Your task is to write out the complete listing exactly as it is shown.
>> START
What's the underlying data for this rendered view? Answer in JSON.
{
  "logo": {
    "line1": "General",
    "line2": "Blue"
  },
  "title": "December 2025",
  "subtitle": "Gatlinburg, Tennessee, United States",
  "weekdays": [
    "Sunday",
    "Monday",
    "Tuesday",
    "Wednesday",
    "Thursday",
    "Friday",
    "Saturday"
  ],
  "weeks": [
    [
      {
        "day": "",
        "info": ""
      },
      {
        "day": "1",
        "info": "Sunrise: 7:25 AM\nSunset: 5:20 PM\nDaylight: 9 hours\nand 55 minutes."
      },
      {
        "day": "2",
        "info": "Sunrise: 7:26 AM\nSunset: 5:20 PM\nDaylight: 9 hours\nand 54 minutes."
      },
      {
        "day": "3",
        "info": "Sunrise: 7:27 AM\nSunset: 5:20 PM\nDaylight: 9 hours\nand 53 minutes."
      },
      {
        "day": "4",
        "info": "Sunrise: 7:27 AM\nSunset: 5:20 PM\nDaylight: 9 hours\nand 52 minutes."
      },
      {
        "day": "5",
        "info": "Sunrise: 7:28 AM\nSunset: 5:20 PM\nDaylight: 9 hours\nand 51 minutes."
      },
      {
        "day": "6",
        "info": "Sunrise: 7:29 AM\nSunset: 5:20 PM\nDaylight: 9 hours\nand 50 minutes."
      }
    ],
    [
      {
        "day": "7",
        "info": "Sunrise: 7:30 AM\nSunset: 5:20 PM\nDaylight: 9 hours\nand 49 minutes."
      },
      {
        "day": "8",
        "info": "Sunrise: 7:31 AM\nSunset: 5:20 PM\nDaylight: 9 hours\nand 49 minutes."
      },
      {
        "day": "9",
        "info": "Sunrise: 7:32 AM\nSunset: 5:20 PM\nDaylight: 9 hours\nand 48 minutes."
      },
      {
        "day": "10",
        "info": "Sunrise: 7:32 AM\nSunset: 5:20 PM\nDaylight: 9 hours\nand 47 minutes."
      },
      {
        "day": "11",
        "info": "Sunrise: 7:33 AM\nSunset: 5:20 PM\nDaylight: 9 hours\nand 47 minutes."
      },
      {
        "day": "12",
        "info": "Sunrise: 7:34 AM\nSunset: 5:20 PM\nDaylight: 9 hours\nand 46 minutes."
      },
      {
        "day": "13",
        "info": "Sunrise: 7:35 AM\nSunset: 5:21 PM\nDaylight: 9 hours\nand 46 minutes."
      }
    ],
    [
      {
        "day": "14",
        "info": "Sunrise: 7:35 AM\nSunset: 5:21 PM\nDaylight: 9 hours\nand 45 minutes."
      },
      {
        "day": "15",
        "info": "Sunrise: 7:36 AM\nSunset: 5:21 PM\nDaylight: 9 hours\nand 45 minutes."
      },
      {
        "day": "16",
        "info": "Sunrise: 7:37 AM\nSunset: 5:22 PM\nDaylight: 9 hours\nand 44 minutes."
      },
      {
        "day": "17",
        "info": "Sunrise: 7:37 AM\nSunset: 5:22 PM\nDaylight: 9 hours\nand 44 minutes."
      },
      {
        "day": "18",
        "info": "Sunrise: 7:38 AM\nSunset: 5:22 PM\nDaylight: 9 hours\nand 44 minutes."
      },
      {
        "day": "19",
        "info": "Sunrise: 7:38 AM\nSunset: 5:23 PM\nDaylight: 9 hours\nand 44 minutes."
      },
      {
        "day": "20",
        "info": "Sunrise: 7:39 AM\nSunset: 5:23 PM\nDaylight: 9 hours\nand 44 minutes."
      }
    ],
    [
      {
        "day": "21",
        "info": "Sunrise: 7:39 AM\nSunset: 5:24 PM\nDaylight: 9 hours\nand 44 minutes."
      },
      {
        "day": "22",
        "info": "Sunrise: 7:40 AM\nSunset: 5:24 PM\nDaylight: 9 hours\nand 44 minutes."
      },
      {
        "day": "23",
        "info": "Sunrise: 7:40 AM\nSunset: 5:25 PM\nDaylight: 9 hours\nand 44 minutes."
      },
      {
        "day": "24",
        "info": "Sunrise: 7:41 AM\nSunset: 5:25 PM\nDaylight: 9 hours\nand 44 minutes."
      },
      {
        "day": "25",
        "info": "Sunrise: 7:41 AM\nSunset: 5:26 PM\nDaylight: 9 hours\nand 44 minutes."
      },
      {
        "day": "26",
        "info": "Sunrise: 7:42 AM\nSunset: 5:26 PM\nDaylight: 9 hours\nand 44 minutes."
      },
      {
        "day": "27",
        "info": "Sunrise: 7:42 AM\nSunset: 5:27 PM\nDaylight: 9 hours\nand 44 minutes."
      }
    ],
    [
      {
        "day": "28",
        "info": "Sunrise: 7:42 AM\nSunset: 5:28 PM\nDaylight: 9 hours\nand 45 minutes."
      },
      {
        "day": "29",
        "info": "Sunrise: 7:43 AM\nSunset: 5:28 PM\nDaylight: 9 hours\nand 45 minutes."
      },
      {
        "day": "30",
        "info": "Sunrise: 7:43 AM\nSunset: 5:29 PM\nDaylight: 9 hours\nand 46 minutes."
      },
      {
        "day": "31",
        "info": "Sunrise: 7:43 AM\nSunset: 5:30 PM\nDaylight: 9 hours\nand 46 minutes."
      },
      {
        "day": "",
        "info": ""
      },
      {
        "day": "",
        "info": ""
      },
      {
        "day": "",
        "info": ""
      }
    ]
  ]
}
>> END
**EXERCISE RESULT**
What's the underlying data for this rendered view? Answer in JSON.
{
  "logo": {
    "line1": "General",
    "line2": "Blue"
  },
  "title": "December 2025",
  "subtitle": "Gatlinburg, Tennessee, United States",
  "weekdays": [
    "Sunday",
    "Monday",
    "Tuesday",
    "Wednesday",
    "Thursday",
    "Friday",
    "Saturday"
  ],
  "weeks": [
    [
      {
        "day": "",
        "info": ""
      },
      {
        "day": "1",
        "info": "Sunrise: 7:25 AM\nSunset: 5:20 PM\nDaylight: 9 hours\nand 55 minutes."
      },
      {
        "day": "2",
        "info": "Sunrise: 7:26 AM\nSunset: 5:20 PM\nDaylight: 9 hours\nand 54 minutes."
      },
      {
        "day": "3",
        "info": "Sunrise: 7:27 AM\nSunset: 5:20 PM\nDaylight: 9 hours\nand 53 minutes."
      },
      {
        "day": "4",
        "info": "Sunrise: 7:27 AM\nSunset: 5:20 PM\nDaylight: 9 hours\nand 52 minutes."
      },
      {
        "day": "5",
        "info": "Sunrise: 7:28 AM\nSunset: 5:20 PM\nDaylight: 9 hours\nand 51 minutes."
      },
      {
        "day": "6",
        "info": "Sunrise: 7:29 AM\nSunset: 5:20 PM\nDaylight: 9 hours\nand 50 minutes."
      }
    ],
    [
      {
        "day": "7",
        "info": "Sunrise: 7:30 AM\nSunset: 5:20 PM\nDaylight: 9 hours\nand 49 minutes."
      },
      {
        "day": "8",
        "info": "Sunrise: 7:31 AM\nSunset: 5:20 PM\nDaylight: 9 hours\nand 49 minutes."
      },
      {
        "day": "9",
        "info": "Sunrise: 7:32 AM\nSunset: 5:20 PM\nDaylight: 9 hours\nand 48 minutes."
      },
      {
        "day": "10",
        "info": "Sunrise: 7:32 AM\nSunset: 5:20 PM\nDaylight: 9 hours\nand 47 minutes."
      },
      {
        "day": "11",
        "info": "Sunrise: 7:33 AM\nSunset: 5:20 PM\nDaylight: 9 hours\nand 47 minutes."
      },
      {
        "day": "12",
        "info": "Sunrise: 7:34 AM\nSunset: 5:20 PM\nDaylight: 9 hours\nand 46 minutes."
      },
      {
        "day": "13",
        "info": "Sunrise: 7:35 AM\nSunset: 5:21 PM\nDaylight: 9 hours\nand 46 minutes."
      }
    ],
    [
      {
        "day": "14",
        "info": "Sunrise: 7:35 AM\nSunset: 5:21 PM\nDaylight: 9 hours\nand 45 minutes."
      },
      {
        "day": "15",
        "info": "Sunrise: 7:36 AM\nSunset: 5:21 PM\nDaylight: 9 hours\nand 45 minutes."
      },
      {
        "day": "16",
        "info": "Sunrise: 7:37 AM\nSunset: 5:22 PM\nDaylight: 9 hours\nand 44 minutes."
      },
      {
        "day": "17",
        "info": "Sunrise: 7:37 AM\nSunset: 5:22 PM\nDaylight: 9 hours\nand 44 minutes."
      },
      {
        "day": "18",
        "info": "Sunrise: 7:38 AM\nSunset: 5:22 PM\nDaylight: 9 hours\nand 44 minutes."
      },
      {
        "day": "19",
        "info": "Sunrise: 7:38 AM\nSunset: 5:23 PM\nDaylight: 9 hours\nand 44 minutes."
      },
      {
        "day": "20",
        "info": "Sunrise: 7:39 AM\nSunset: 5:23 PM\nDaylight: 9 hours\nand 44 minutes."
      }
    ],
    [
      {
        "day": "21",
        "info": "Sunrise: 7:39 AM\nSunset: 5:24 PM\nDaylight: 9 hours\nand 44 minutes."
      },
      {
        "day": "22",
        "info": "Sunrise: 7:40 AM\nSunset: 5:24 PM\nDaylight: 9 hours\nand 44 minutes."
      },
      {
        "day": "23",
        "info": "Sunrise: 7:40 AM\nSunset: 5:25 PM\nDaylight: 9 hours\nand 44 minutes."
      },
      {
        "day": "24",
        "info": "Sunrise: 7:41 AM\nSunset: 5:25 PM\nDaylight: 9 hours\nand 44 minutes."
      },
      {
        "day": "25",
        "info": "Sunrise: 7:41 AM\nSunset: 5:26 PM\nDaylight: 9 hours\nand 44 minutes."
      },
      {
        "day": "26",
        "info": "Sunrise: 7:42 AM\nSunset: 5:26 PM\nDaylight: 9 hours\nand 44 minutes."
      },
      {
        "day": "27",
        "info": "Sunrise: 7:42 AM\nSunset: 5:27 PM\nDaylight: 9 hours\nand 44 minutes."
      }
    ],
    [
      {
        "day": "28",
        "info": "Sunrise: 7:42 AM\nSunset: 5:28 PM\nDaylight: 9 hours\nand 45 minutes."
      },
      {
        "day": "29",
        "info": "Sunrise: 7:43 AM\nSunset: 5:28 PM\nDaylight: 9 hours\nand 45 minutes."
      },
      {
        "day": "30",
        "info": "Sunrise: 7:43 AM\nSunset: 5:29 PM\nDaylight: 9 hours\nand 46 minutes."
      },
      {
        "day": "31",
        "info": "Sunrise: 7:43 AM\nSunset: 5:30 PM\nDaylight: 9 hours\nand 46 minutes."
      },
      {
        "day": "",
        "info": ""
      },
      {
        "day": "",
        "info": ""
      },
      {
        "day": "",
        "info": ""
      }
    ]
  ]
}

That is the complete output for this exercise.